## start
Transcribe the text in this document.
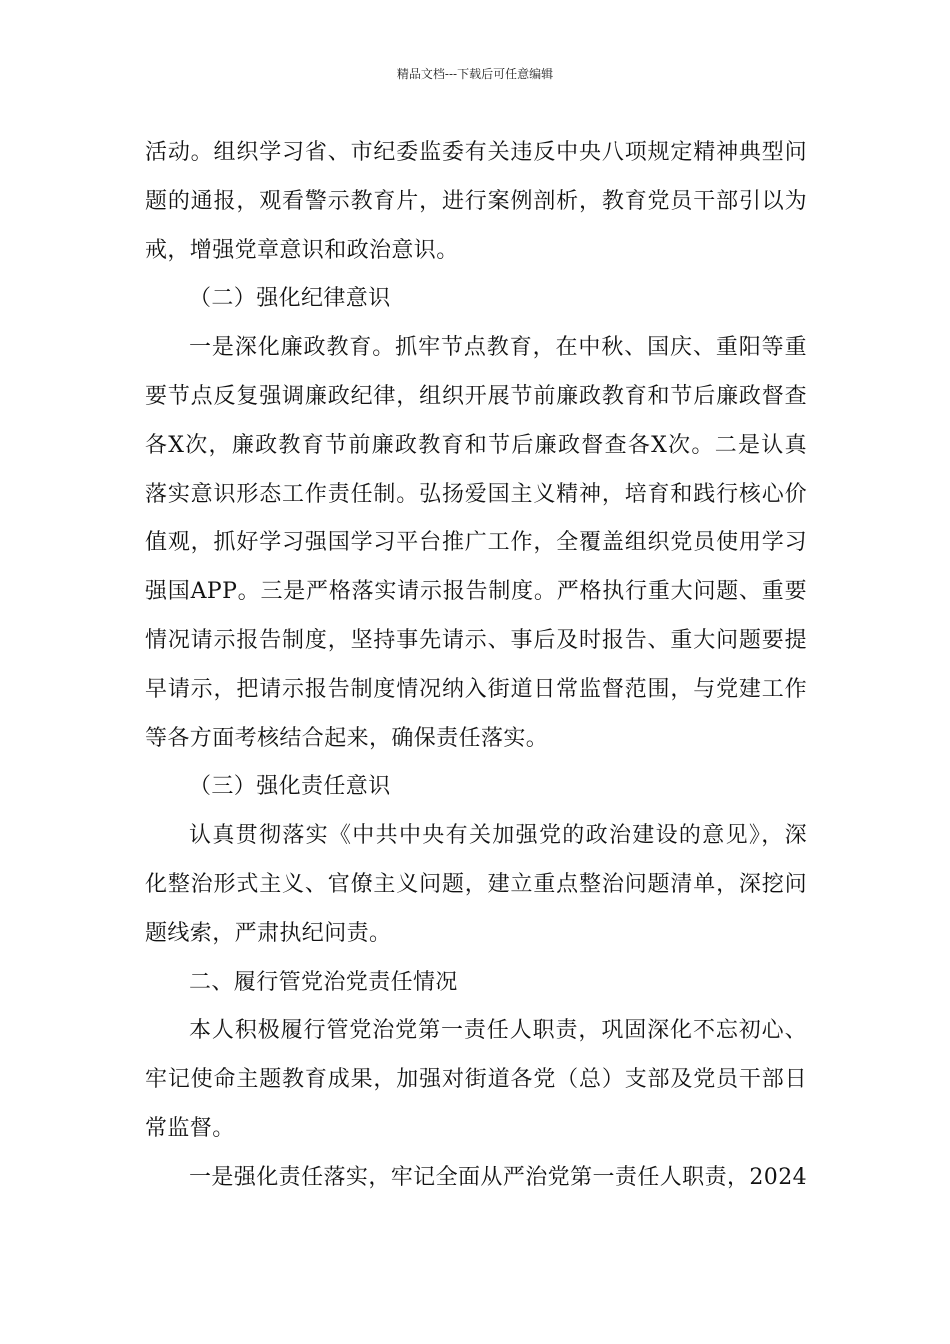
精品文档---下载后可任意编辑
活动。组织学习省、市纪委监委有关违反中央八项规定精神典型问
题的通报，观看警示教育片，进行案例剖析，教育党员干部引以为
戒，增强党章意识和政治意识。
（二）强化纪律意识
一是深化廉政教育。抓牢节点教育，在中秋、国庆、重阳等重
要节点反复强调廉政纪律，组织开展节前廉政教育和节后廉政督查
各X次，廉政教育节前廉政教育和节后廉政督查各X次。二是认真
落实意识形态工作责任制。弘扬爱国主义精神，培育和践行核心价
值观，抓好学习强国学习平台推广工作，全覆盖组织党员使用学习
强国APP。三是严格落实请示报告制度。严格执行重大问题、重要
情况请示报告制度，坚持事先请示、事后及时报告、重大问题要提
早请示，把请示报告制度情况纳入街道日常监督范围，与党建工作
等各方面考核结合起来，确保责任落实。
（三）强化责任意识
认真贯彻落实《中共中央有关加强党的政治建设的意见》，深
化整治形式主义、官僚主义问题，建立重点整治问题清单，深挖问
题线索，严肃执纪问责。
二、履行管党治党责任情况
本人积极履行管党治党第一责任人职责，巩固深化不忘初心、
牢记使命主题教育成果，加强对街道各党（总）支部及党员干部日
常监督。
一是强化责任落实，牢记全面从严治党第一责任人职责，2024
## end
> **WORK TO DO**
Your task is to transcribe all of the records precisely, with no images included.

> **THE COMPLETED TASK**
Transcribe the text in this document.
精品文档---下载后可任意编辑
活动。组织学习省、市纪委监委有关违反中央八项规定精神典型问
题的通报，观看警示教育片，进行案例剖析，教育党员干部引以为
戒，增强党章意识和政治意识。
（二）强化纪律意识
一是深化廉政教育。抓牢节点教育，在中秋、国庆、重阳等重
要节点反复强调廉政纪律，组织开展节前廉政教育和节后廉政督查
各X次，廉政教育节前廉政教育和节后廉政督查各X次。二是认真
落实意识形态工作责任制。弘扬爱国主义精神，培育和践行核心价
值观，抓好学习强国学习平台推广工作，全覆盖组织党员使用学习
强国APP。三是严格落实请示报告制度。严格执行重大问题、重要
情况请示报告制度，坚持事先请示、事后及时报告、重大问题要提
早请示，把请示报告制度情况纳入街道日常监督范围，与党建工作
等各方面考核结合起来，确保责任落实。
（三）强化责任意识
认真贯彻落实《中共中央有关加强党的政治建设的意见》，深
化整治形式主义、官僚主义问题，建立重点整治问题清单，深挖问
题线索，严肃执纪问责。
二、履行管党治党责任情况
本人积极履行管党治党第一责任人职责，巩固深化不忘初心、
牢记使命主题教育成果，加强对街道各党（总）支部及党员干部日
常监督。
一是强化责任落实，牢记全面从严治党第一责任人职责，2024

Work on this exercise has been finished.